TASK DESCRIPTION: Lines containing the word "Enter" are the ones to copy from the records below.

EXERCISE MATERIAL:
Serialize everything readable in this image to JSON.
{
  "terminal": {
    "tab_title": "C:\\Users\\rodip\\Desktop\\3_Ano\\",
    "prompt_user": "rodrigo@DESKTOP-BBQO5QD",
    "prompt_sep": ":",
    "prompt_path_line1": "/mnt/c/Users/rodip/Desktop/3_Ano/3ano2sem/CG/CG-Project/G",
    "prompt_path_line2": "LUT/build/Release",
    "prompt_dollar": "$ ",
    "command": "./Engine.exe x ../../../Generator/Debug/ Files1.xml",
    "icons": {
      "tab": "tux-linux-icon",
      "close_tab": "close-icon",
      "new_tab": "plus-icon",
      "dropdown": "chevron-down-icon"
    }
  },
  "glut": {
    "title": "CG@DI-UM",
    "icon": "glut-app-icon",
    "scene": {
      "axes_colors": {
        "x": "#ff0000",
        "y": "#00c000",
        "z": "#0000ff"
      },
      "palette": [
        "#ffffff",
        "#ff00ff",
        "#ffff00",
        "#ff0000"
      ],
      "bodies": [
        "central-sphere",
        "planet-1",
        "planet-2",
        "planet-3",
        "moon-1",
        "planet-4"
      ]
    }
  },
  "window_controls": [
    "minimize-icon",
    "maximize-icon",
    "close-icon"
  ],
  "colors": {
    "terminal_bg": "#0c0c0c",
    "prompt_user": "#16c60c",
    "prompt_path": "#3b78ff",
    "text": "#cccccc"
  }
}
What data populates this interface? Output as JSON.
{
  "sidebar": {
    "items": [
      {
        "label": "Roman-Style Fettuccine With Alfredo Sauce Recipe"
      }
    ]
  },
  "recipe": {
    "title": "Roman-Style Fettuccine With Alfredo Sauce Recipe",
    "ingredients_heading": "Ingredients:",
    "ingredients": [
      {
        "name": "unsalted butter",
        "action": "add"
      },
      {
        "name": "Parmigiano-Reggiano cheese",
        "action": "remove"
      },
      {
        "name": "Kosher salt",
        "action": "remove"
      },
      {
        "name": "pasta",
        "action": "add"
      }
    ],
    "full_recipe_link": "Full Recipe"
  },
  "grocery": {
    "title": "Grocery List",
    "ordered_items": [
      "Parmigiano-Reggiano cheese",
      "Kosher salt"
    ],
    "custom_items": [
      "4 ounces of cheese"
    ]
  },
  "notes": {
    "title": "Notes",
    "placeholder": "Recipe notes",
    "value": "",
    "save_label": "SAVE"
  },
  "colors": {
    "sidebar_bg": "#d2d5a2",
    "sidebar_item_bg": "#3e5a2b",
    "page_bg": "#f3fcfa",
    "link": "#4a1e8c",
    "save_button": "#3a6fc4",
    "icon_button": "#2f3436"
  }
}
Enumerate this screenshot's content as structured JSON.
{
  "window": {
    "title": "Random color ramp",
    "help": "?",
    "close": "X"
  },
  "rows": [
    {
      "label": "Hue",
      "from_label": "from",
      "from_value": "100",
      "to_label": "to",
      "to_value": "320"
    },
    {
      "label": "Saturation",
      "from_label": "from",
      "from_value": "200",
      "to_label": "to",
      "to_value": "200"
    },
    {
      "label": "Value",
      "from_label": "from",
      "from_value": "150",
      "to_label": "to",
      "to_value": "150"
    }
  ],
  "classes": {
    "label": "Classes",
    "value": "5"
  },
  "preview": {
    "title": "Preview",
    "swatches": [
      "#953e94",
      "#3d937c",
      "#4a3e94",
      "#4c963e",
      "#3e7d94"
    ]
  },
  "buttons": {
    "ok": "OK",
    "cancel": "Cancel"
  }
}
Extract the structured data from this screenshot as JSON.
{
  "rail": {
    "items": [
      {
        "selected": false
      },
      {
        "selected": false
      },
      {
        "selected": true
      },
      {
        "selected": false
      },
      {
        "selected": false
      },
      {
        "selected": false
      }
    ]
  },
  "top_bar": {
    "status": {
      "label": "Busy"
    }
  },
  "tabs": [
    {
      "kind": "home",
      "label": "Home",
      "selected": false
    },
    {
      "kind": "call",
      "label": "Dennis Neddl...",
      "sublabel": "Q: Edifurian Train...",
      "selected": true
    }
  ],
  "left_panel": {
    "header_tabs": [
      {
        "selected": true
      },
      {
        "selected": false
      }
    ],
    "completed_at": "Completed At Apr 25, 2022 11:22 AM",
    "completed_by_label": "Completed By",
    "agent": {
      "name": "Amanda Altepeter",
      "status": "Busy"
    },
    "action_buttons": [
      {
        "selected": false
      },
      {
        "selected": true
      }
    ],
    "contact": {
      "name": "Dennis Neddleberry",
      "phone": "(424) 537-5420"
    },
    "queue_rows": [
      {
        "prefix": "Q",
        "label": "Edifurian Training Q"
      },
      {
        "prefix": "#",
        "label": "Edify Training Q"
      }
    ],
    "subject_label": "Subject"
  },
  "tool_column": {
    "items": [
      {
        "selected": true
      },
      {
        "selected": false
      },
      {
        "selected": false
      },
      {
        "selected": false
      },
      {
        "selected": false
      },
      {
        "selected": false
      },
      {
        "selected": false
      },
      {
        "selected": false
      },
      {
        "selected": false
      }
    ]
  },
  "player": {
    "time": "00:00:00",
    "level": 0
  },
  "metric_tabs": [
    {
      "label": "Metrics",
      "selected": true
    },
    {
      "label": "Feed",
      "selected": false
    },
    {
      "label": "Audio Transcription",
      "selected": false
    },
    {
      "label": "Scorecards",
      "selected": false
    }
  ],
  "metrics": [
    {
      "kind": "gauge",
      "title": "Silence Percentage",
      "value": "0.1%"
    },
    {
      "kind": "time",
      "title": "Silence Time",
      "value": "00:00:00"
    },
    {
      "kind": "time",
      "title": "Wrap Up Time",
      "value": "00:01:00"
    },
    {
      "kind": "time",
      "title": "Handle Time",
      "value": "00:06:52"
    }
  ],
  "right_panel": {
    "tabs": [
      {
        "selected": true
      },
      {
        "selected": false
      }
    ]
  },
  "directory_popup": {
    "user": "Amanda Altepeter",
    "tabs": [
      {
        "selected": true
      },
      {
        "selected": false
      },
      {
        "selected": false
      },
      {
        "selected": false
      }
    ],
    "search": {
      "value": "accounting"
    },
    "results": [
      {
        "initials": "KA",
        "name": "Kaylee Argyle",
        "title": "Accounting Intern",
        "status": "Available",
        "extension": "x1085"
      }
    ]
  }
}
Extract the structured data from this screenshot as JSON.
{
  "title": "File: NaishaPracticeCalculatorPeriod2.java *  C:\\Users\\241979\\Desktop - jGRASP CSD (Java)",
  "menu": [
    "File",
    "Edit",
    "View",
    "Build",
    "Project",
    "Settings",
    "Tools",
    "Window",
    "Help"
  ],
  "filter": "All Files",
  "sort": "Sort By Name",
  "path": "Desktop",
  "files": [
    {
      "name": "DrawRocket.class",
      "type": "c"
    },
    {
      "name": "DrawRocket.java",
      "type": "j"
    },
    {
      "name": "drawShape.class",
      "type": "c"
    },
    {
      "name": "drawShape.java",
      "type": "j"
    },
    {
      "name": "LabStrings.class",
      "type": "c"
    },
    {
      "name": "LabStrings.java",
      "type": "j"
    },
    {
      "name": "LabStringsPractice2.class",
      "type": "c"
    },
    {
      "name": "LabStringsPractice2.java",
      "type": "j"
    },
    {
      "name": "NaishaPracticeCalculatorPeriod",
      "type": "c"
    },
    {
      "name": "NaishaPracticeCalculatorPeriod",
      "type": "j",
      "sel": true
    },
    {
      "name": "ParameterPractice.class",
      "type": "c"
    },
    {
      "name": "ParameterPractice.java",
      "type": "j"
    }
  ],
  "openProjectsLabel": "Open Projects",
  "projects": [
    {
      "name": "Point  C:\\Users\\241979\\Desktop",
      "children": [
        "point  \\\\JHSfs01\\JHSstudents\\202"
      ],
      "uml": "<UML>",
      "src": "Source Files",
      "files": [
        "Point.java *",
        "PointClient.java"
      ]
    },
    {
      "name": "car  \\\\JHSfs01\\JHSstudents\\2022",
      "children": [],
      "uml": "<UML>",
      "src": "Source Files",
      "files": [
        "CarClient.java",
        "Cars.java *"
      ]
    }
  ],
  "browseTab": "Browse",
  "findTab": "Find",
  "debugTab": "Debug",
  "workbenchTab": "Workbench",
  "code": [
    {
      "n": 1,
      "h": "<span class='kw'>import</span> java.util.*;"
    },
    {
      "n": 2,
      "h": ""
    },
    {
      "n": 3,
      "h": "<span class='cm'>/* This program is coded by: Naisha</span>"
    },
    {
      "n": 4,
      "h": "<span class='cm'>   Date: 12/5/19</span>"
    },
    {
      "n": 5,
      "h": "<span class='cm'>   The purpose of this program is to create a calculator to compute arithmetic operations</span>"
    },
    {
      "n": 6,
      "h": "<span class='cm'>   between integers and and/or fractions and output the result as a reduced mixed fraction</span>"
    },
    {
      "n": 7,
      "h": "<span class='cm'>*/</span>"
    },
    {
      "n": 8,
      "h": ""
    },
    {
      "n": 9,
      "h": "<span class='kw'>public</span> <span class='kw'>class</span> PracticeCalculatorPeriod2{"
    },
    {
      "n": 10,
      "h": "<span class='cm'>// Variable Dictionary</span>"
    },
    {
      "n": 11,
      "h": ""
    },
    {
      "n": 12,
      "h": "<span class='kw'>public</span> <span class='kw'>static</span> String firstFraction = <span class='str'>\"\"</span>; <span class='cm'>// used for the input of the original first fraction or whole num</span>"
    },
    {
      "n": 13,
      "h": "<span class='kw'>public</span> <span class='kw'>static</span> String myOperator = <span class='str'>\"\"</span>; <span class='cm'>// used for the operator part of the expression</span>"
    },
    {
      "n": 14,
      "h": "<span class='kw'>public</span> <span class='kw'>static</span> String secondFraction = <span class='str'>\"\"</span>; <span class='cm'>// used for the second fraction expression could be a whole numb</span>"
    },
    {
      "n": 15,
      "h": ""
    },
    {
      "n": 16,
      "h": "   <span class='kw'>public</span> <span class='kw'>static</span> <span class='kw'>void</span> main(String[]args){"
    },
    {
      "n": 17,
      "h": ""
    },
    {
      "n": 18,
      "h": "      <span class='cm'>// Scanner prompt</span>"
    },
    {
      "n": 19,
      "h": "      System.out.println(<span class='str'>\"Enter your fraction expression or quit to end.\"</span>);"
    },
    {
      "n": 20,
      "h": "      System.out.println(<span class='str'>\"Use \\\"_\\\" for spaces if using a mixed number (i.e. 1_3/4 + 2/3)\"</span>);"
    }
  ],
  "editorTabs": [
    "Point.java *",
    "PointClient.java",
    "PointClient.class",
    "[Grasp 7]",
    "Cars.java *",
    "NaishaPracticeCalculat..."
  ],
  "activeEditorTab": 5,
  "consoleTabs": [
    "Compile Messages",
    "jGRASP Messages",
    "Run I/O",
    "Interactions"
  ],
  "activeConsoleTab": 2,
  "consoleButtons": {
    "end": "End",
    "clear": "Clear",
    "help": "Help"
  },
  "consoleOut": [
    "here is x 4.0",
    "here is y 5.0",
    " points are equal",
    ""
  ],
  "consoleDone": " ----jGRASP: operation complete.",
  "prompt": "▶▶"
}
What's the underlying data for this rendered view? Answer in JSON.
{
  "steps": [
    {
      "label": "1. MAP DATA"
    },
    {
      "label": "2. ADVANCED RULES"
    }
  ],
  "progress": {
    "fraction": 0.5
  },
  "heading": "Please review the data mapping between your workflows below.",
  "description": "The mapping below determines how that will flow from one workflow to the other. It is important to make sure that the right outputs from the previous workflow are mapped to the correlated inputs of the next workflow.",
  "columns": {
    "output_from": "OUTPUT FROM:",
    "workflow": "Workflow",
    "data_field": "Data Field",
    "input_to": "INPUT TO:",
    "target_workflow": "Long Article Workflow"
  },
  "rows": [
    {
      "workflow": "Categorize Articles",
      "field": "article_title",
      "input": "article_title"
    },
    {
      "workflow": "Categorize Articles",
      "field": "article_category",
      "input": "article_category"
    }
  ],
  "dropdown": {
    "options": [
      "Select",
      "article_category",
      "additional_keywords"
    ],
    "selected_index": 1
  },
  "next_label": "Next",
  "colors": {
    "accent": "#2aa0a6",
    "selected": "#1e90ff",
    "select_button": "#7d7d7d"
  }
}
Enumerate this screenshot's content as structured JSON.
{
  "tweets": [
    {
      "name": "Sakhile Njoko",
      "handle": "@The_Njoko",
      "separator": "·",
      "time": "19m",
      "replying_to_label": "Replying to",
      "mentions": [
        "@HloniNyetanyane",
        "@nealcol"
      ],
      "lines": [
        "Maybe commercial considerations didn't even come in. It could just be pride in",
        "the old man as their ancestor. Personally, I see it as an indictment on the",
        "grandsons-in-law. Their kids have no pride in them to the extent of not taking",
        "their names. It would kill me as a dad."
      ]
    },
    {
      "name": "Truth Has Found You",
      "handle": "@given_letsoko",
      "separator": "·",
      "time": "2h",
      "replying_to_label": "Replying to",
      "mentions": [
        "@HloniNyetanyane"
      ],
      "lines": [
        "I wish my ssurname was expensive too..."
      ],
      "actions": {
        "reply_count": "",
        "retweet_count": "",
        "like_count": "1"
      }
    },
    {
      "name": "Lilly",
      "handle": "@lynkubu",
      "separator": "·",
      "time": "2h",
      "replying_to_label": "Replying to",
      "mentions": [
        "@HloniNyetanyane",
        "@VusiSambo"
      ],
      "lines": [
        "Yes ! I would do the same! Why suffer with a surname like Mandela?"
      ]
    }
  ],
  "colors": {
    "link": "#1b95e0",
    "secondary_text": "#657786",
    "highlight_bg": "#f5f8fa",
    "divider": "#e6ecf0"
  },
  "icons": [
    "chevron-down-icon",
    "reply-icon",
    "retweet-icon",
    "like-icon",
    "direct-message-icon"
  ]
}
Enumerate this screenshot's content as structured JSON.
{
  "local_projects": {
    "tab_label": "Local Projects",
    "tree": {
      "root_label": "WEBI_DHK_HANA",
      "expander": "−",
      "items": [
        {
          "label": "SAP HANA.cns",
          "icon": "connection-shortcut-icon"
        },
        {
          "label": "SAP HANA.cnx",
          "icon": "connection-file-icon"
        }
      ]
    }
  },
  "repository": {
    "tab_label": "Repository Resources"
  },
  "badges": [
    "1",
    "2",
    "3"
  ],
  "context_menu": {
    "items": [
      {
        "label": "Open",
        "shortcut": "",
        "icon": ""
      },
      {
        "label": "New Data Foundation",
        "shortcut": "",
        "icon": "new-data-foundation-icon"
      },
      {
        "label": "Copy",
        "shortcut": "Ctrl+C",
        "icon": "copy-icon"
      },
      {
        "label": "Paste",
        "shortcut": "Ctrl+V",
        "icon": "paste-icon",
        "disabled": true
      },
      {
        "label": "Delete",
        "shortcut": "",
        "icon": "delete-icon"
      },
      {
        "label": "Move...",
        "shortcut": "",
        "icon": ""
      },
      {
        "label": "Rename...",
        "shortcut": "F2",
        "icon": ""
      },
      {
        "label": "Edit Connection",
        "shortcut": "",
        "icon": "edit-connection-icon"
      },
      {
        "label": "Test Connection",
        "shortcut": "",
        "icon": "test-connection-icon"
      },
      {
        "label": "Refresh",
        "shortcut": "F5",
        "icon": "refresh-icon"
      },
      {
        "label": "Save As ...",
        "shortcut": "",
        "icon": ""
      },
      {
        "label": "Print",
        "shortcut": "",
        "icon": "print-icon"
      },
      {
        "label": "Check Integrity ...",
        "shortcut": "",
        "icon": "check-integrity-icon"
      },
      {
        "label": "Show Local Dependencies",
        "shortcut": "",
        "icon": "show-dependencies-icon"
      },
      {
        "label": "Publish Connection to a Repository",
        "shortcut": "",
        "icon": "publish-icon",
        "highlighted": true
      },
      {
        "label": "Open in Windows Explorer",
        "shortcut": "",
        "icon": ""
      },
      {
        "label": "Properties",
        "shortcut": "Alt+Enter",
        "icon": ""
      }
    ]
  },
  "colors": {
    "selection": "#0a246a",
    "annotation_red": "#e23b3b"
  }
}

OUTPUT FOR THIS TASK:
      "h": "      System.out.println(<span class='str'>\"Enter your fraction expression or quit to end.\"</span>);"
        "shortcut": "Alt+Enter",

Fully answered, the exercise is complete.